TASK DETAILS: Only a number is wanted: how many lines in the listing contain the word "importarle"?

GIVEN DATA:
---------------
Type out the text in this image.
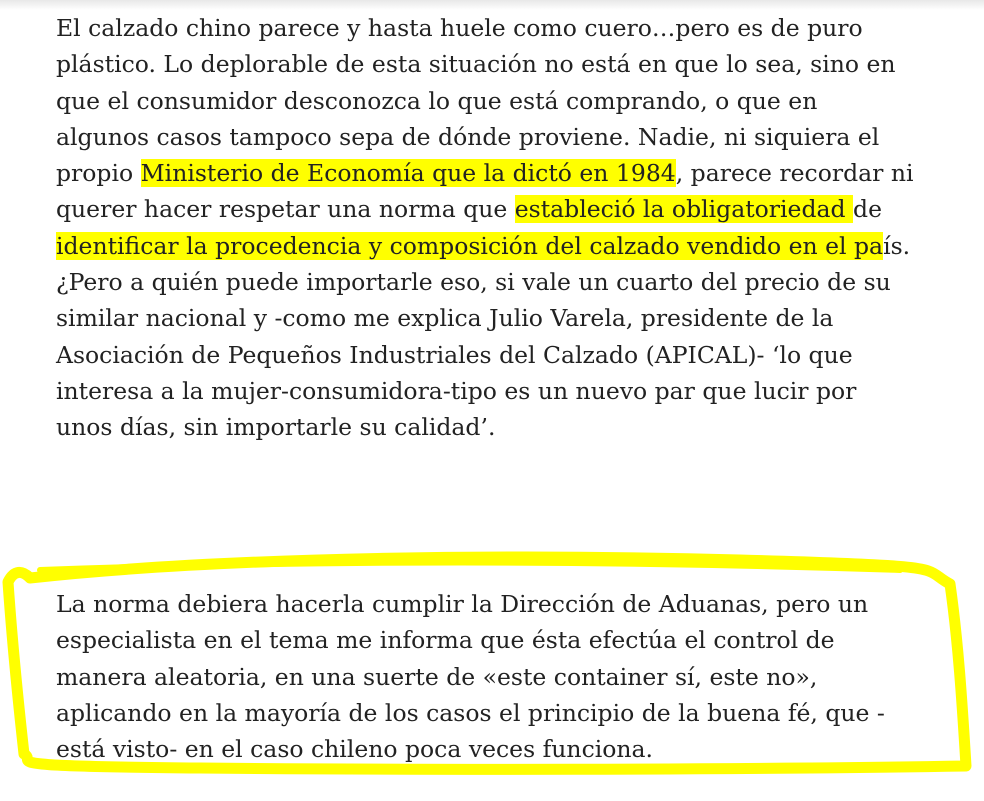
El calzado chino parece y hasta huele como cuero…pero es de puro
plástico. Lo deplorable de esta situación no está en que lo sea, sino en
que el consumidor desconozca lo que está comprando, o que en
algunos casos tampoco sepa de dónde proviene. Nadie, ni siquiera el
propio Ministerio de Economía que la dictó en 1984, parece recordar ni
querer hacer respetar una norma que estableció la obligatoriedad de
identificar la procedencia y composición del calzado vendido en el país.
¿Pero a quién puede importarle eso, si vale un cuarto del precio de su
similar nacional y -como me explica Julio Varela, presidente de la
Asociación de Pequeños Industriales del Calzado (APICAL)- ‘lo que
interesa a la mujer-consumidora-tipo es un nuevo par que lucir por
unos días, sin importarle su calidad’.

La norma debiera hacerla cumplir la Dirección de Aduanas, pero un
especialista en el tema me informa que ésta efectúa el control de
manera aleatoria, en una suerte de «este container sí, este no»,
aplicando en la mayoría de los casos el principio de la buena fé, que -
está visto- en el caso chileno poca veces funciona.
---------------
RESULT FOR THIS EXERCISE: 2